** start **

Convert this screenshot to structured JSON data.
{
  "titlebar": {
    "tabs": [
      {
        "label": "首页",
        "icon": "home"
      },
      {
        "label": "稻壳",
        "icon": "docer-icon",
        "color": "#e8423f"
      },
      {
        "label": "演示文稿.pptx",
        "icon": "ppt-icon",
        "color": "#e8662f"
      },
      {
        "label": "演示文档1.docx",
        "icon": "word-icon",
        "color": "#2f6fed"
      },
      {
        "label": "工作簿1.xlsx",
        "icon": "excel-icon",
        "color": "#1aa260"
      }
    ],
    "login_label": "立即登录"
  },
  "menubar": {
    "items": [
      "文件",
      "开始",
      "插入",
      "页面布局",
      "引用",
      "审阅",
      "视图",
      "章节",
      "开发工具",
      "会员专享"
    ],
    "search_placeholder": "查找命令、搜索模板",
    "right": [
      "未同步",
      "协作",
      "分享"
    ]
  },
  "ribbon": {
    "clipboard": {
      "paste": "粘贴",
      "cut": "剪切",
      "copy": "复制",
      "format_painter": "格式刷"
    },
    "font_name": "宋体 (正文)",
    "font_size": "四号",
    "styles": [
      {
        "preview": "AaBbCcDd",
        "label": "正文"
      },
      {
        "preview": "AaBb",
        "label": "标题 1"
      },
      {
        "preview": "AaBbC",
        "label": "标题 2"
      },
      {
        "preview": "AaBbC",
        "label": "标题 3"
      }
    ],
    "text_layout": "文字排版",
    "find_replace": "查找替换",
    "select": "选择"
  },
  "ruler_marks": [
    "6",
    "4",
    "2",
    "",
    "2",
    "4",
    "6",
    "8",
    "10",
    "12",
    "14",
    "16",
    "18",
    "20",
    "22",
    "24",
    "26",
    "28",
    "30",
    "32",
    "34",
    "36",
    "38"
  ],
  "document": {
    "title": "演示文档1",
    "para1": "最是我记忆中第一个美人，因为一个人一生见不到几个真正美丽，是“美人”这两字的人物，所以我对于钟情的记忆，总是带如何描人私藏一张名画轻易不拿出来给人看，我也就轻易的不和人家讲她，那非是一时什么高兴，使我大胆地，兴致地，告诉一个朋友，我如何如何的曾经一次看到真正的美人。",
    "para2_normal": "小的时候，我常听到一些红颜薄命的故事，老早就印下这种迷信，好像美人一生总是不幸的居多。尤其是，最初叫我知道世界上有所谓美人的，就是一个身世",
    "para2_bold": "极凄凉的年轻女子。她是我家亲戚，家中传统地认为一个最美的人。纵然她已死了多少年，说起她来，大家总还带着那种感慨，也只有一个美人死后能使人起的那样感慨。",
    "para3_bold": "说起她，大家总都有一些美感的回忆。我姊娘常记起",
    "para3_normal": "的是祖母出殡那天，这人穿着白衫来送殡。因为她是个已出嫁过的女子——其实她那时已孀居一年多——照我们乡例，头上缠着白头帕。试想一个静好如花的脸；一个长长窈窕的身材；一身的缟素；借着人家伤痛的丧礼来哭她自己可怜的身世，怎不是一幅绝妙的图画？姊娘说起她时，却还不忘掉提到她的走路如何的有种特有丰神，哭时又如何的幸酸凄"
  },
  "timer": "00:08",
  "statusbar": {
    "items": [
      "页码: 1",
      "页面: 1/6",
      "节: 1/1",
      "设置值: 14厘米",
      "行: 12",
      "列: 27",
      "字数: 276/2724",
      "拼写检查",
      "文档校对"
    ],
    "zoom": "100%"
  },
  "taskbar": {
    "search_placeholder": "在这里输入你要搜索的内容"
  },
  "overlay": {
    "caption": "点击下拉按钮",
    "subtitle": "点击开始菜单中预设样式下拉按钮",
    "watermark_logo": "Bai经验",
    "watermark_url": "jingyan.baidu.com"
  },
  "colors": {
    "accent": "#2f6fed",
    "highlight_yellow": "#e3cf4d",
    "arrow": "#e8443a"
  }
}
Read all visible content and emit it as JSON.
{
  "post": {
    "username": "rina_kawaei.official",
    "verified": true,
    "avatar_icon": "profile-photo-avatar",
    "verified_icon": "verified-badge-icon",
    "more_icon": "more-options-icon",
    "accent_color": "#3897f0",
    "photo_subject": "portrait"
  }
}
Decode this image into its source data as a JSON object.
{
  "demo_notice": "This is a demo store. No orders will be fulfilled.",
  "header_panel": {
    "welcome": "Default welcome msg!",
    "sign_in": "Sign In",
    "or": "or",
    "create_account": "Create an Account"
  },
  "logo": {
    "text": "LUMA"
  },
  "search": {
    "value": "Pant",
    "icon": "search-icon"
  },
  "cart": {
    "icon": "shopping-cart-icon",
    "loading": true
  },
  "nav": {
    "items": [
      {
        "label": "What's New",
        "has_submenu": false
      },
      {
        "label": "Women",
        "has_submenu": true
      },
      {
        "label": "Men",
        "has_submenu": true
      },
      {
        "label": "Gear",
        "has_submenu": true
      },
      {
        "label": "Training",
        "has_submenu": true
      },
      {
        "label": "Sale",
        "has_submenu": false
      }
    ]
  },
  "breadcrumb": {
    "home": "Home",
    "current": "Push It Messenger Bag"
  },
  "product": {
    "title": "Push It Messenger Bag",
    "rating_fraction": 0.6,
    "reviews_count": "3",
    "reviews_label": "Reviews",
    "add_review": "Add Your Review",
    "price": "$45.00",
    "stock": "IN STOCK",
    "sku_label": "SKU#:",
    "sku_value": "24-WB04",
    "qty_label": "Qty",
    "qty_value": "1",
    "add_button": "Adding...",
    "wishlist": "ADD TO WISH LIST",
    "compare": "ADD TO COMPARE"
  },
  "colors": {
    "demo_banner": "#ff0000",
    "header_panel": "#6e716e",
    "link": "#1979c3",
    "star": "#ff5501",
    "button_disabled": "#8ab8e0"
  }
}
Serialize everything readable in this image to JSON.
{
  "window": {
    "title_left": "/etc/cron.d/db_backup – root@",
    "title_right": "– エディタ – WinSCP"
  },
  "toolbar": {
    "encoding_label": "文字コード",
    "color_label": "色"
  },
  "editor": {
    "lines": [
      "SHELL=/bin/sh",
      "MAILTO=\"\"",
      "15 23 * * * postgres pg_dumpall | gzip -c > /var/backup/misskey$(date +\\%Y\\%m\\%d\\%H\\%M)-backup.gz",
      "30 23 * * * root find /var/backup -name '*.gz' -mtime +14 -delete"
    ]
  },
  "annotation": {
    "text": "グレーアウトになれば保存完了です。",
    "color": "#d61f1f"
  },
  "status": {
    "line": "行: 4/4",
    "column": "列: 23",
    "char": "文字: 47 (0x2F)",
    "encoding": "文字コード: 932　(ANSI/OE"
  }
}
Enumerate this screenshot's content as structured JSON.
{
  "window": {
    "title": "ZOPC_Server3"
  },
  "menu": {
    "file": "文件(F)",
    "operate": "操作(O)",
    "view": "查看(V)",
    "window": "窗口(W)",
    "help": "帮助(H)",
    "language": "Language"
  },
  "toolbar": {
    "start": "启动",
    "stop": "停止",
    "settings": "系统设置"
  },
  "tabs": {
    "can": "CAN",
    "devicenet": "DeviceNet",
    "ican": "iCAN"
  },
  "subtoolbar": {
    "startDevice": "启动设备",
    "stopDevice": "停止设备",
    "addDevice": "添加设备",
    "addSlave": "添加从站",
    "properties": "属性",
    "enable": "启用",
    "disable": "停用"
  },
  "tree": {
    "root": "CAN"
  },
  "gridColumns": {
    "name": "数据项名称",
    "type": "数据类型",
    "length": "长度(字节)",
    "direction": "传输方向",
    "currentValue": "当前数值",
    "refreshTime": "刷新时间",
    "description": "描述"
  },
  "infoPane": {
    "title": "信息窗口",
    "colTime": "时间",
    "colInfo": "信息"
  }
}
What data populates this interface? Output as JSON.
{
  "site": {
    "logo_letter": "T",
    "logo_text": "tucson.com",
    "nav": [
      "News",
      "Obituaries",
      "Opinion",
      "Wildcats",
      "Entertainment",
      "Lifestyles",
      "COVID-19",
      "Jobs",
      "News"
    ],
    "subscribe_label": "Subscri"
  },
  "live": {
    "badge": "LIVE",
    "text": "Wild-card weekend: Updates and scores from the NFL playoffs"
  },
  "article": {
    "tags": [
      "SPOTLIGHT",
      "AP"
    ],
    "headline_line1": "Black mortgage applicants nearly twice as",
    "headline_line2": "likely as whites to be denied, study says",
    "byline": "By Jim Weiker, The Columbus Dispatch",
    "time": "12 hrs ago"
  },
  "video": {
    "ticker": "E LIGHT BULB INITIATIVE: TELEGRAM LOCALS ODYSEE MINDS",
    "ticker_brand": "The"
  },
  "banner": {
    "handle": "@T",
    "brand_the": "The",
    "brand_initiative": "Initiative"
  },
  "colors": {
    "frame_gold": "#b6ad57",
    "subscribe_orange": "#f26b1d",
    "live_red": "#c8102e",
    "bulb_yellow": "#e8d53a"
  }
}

** end **

§ The exercise: Return only those lines of the records that contain the string "structured".

§ Full output:
Convert this screenshot to structured JSON data.
Enumerate this screenshot's content as structured JSON.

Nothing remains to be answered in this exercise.